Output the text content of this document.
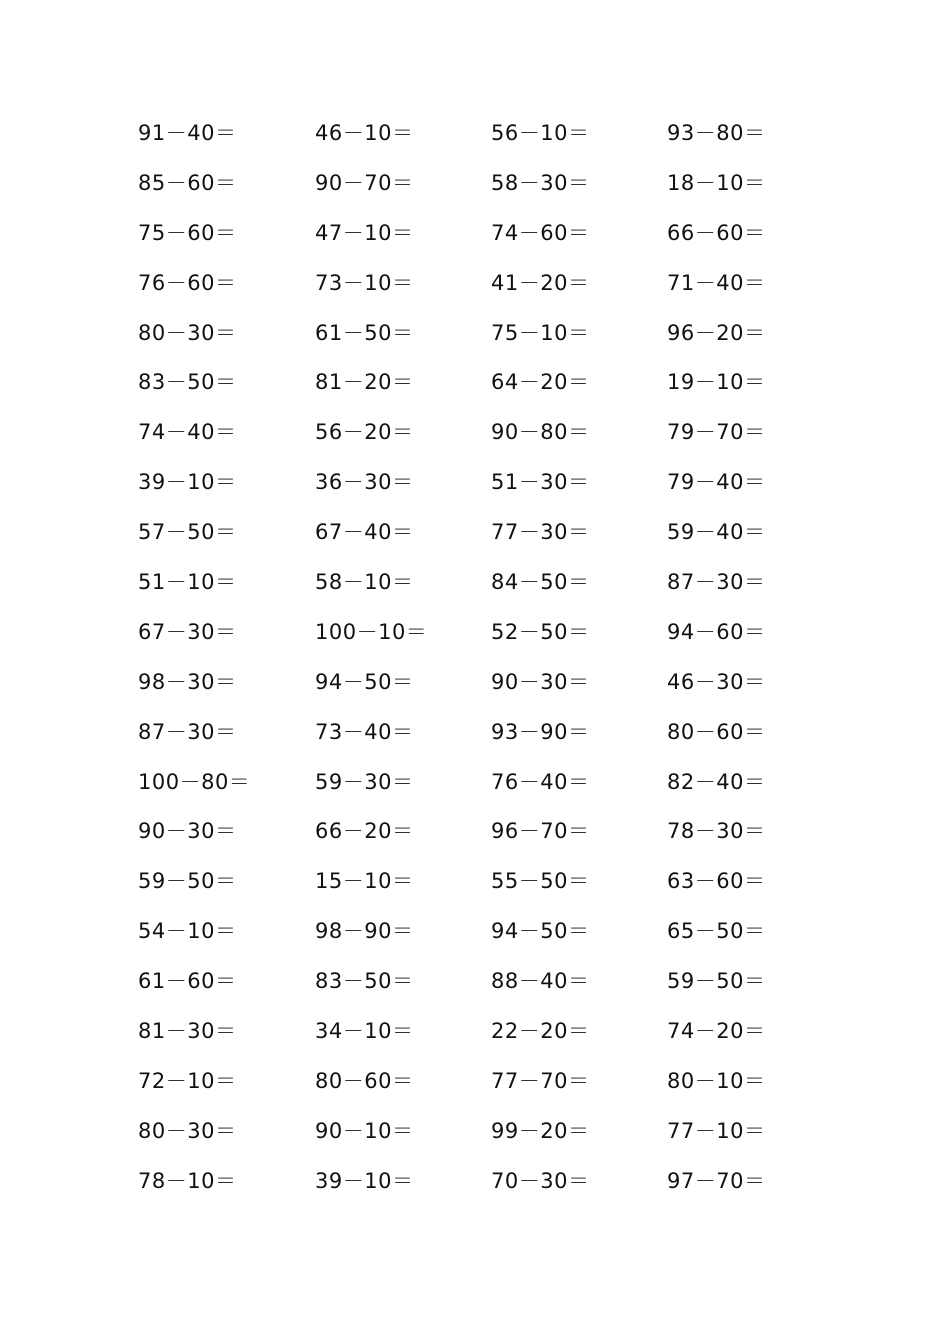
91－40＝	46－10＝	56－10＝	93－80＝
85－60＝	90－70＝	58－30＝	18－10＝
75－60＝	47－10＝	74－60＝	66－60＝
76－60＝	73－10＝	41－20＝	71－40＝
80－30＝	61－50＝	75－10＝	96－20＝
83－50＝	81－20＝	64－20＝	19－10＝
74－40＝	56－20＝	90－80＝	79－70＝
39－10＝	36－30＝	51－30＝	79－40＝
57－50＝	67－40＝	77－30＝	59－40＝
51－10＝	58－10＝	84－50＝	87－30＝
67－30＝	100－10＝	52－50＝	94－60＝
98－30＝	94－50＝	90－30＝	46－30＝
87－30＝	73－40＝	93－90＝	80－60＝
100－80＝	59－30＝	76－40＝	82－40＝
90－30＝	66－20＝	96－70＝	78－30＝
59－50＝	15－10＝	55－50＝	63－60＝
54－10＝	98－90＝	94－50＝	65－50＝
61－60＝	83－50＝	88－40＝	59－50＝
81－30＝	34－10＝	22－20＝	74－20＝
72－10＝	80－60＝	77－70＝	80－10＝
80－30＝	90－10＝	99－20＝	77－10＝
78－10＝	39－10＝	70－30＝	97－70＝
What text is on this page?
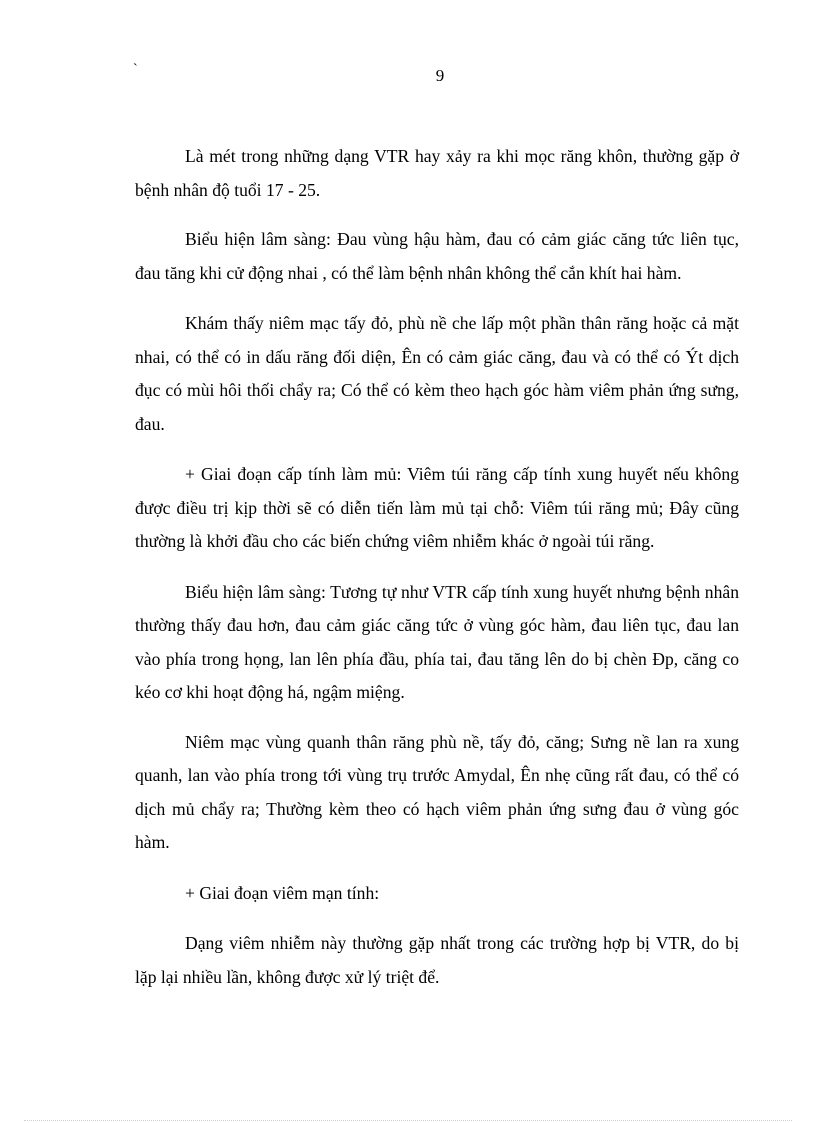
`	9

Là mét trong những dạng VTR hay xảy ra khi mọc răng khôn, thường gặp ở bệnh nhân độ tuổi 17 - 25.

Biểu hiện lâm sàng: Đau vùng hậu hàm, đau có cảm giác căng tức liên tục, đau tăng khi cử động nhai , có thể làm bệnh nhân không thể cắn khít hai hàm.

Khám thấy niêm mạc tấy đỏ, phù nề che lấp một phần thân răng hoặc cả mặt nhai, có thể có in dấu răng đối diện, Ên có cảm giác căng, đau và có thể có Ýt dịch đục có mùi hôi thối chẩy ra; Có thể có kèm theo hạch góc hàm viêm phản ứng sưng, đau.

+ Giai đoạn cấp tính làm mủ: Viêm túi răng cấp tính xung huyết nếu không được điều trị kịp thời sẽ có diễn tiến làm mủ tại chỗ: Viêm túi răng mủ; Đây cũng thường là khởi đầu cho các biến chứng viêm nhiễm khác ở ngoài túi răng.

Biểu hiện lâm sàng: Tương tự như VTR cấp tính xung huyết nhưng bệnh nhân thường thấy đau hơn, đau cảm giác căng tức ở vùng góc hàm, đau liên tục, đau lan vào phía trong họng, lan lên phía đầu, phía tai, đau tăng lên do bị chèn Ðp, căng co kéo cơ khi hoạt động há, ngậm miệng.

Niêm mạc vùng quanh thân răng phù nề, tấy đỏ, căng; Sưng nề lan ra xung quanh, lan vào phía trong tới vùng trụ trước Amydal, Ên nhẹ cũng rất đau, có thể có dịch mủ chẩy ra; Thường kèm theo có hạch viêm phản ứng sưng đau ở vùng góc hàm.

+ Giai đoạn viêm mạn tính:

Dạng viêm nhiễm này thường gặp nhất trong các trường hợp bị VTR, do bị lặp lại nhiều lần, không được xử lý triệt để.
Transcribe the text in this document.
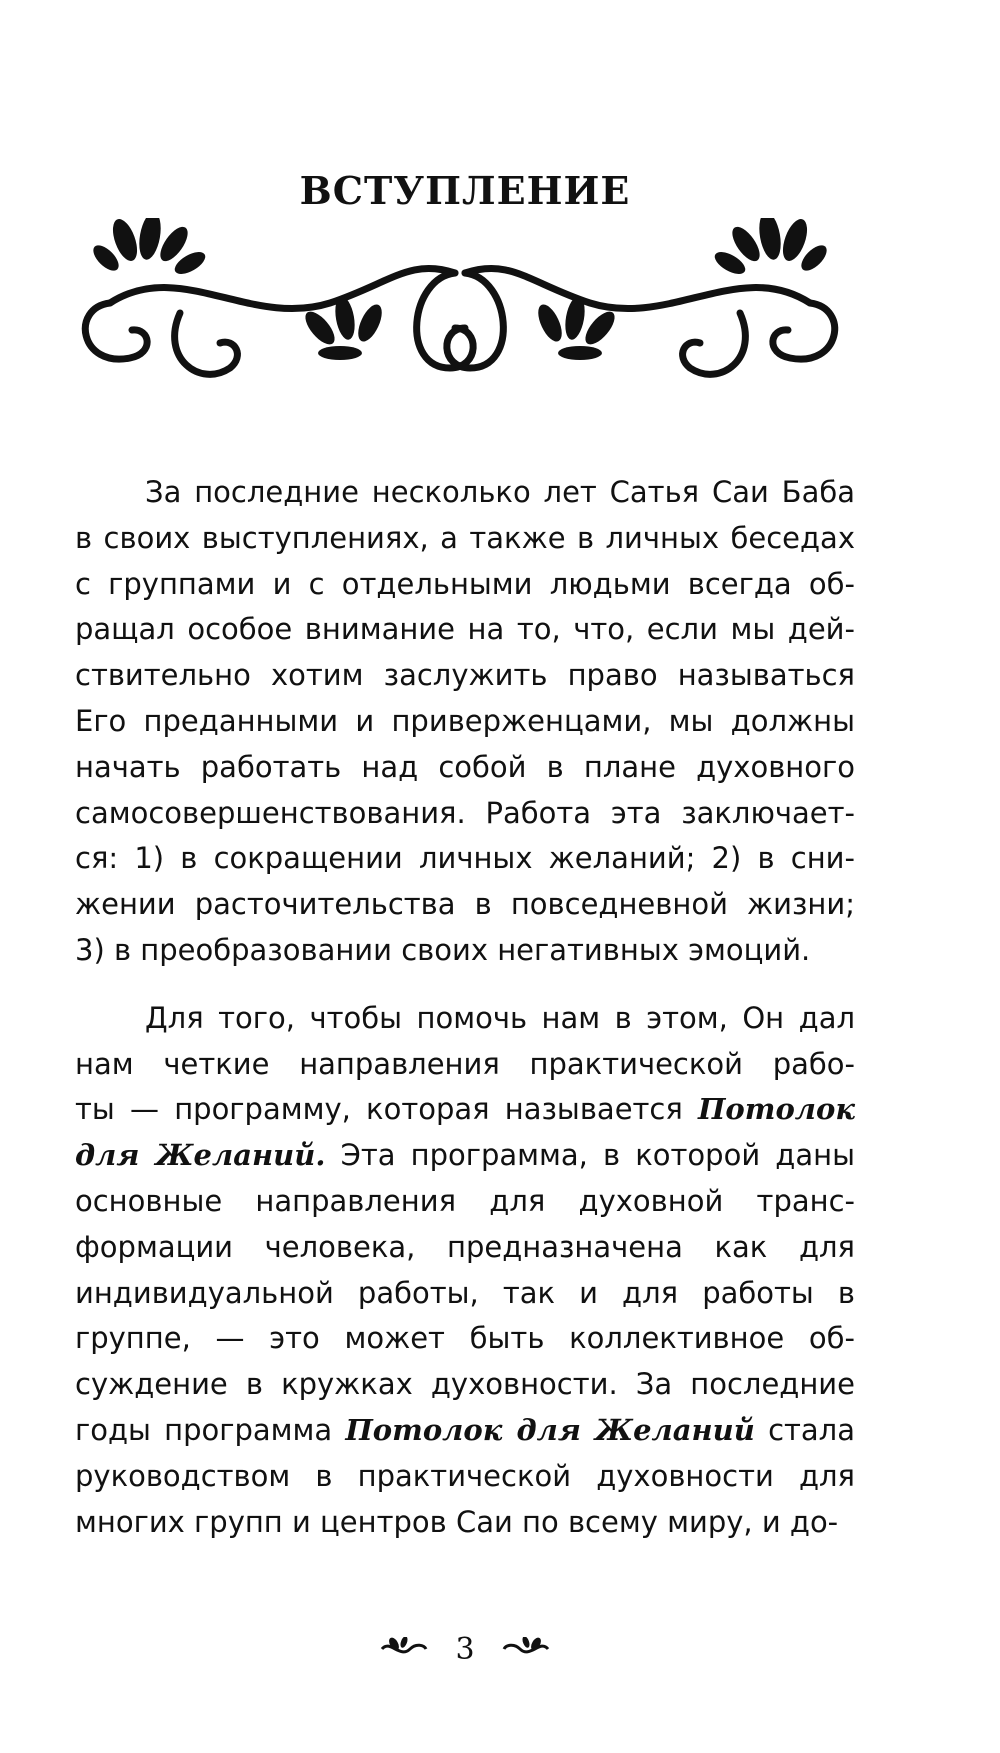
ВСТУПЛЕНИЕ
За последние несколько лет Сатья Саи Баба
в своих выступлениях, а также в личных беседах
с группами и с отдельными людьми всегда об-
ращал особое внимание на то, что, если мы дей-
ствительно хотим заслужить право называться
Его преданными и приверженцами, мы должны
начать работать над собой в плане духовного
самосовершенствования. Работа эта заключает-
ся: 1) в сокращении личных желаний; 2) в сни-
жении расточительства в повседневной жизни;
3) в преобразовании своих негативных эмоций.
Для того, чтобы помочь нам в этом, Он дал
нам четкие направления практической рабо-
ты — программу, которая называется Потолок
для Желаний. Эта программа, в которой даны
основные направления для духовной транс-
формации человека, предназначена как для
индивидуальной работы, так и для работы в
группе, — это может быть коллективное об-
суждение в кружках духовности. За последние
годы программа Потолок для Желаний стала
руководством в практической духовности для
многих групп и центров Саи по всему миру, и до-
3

#### Written problem
Set every line down exactly as written, leaving each picture out.

#### Worked answer
Output the text content of this document.
91－40＝	46－10＝	56－10＝	93－80＝
85－60＝	90－70＝	58－30＝	18－10＝
75－60＝	47－10＝	74－60＝	66－60＝
76－60＝	73－10＝	41－20＝	71－40＝
80－30＝	61－50＝	75－10＝	96－20＝
83－50＝	81－20＝	64－20＝	19－10＝
74－40＝	56－20＝	90－80＝	79－70＝
39－10＝	36－30＝	51－30＝	79－40＝
57－50＝	67－40＝	77－30＝	59－40＝
51－10＝	58－10＝	84－50＝	87－30＝
67－30＝	100－10＝	52－50＝	94－60＝
98－30＝	94－50＝	90－30＝	46－30＝
87－30＝	73－40＝	93－90＝	80－60＝
100－80＝	59－30＝	76－40＝	82－40＝
90－30＝	66－20＝	96－70＝	78－30＝
59－50＝	15－10＝	55－50＝	63－60＝
54－10＝	98－90＝	94－50＝	65－50＝
61－60＝	83－50＝	88－40＝	59－50＝
81－30＝	34－10＝	22－20＝	74－20＝
72－10＝	80－60＝	77－70＝	80－10＝
80－30＝	90－10＝	99－20＝	77－10＝
78－10＝	39－10＝	70－30＝	97－70＝
What text is on this page?
`	9

Là mét trong những dạng VTR hay xảy ra khi mọc răng khôn, thường gặp ở bệnh nhân độ tuổi 17 - 25.

Biểu hiện lâm sàng: Đau vùng hậu hàm, đau có cảm giác căng tức liên tục, đau tăng khi cử động nhai , có thể làm bệnh nhân không thể cắn khít hai hàm.

Khám thấy niêm mạc tấy đỏ, phù nề che lấp một phần thân răng hoặc cả mặt nhai, có thể có in dấu răng đối diện, Ên có cảm giác căng, đau và có thể có Ýt dịch đục có mùi hôi thối chẩy ra; Có thể có kèm theo hạch góc hàm viêm phản ứng sưng, đau.

+ Giai đoạn cấp tính làm mủ: Viêm túi răng cấp tính xung huyết nếu không được điều trị kịp thời sẽ có diễn tiến làm mủ tại chỗ: Viêm túi răng mủ; Đây cũng thường là khởi đầu cho các biến chứng viêm nhiễm khác ở ngoài túi răng.

Biểu hiện lâm sàng: Tương tự như VTR cấp tính xung huyết nhưng bệnh nhân thường thấy đau hơn, đau cảm giác căng tức ở vùng góc hàm, đau liên tục, đau lan vào phía trong họng, lan lên phía đầu, phía tai, đau tăng lên do bị chèn Ðp, căng co kéo cơ khi hoạt động há, ngậm miệng.

Niêm mạc vùng quanh thân răng phù nề, tấy đỏ, căng; Sưng nề lan ra xung quanh, lan vào phía trong tới vùng trụ trước Amydal, Ên nhẹ cũng rất đau, có thể có dịch mủ chẩy ra; Thường kèm theo có hạch viêm phản ứng sưng đau ở vùng góc hàm.

+ Giai đoạn viêm mạn tính:

Dạng viêm nhiễm này thường gặp nhất trong các trường hợp bị VTR, do bị lặp lại nhiều lần, không được xử lý triệt để.
Transcribe the text in this document.
ВСТУПЛЕНИЕ
За последние несколько лет Сатья Саи Баба
в своих выступлениях, а также в личных беседах
с группами и с отдельными людьми всегда об-
ращал особое внимание на то, что, если мы дей-
ствительно хотим заслужить право называться
Его преданными и приверженцами, мы должны
начать работать над собой в плане духовного
самосовершенствования. Работа эта заключает-
ся: 1) в сокращении личных желаний; 2) в сни-
жении расточительства в повседневной жизни;
3) в преобразовании своих негативных эмоций.
Для того, чтобы помочь нам в этом, Он дал
нам четкие направления практической рабо-
ты — программу, которая называется Потолок
для Желаний. Эта программа, в которой даны
основные направления для духовной транс-
формации человека, предназначена как для
индивидуальной работы, так и для работы в
группе, — это может быть коллективное об-
суждение в кружках духовности. За последние
годы программа Потолок для Желаний стала
руководством в практической духовности для
многих групп и центров Саи по всему миру, и до-
3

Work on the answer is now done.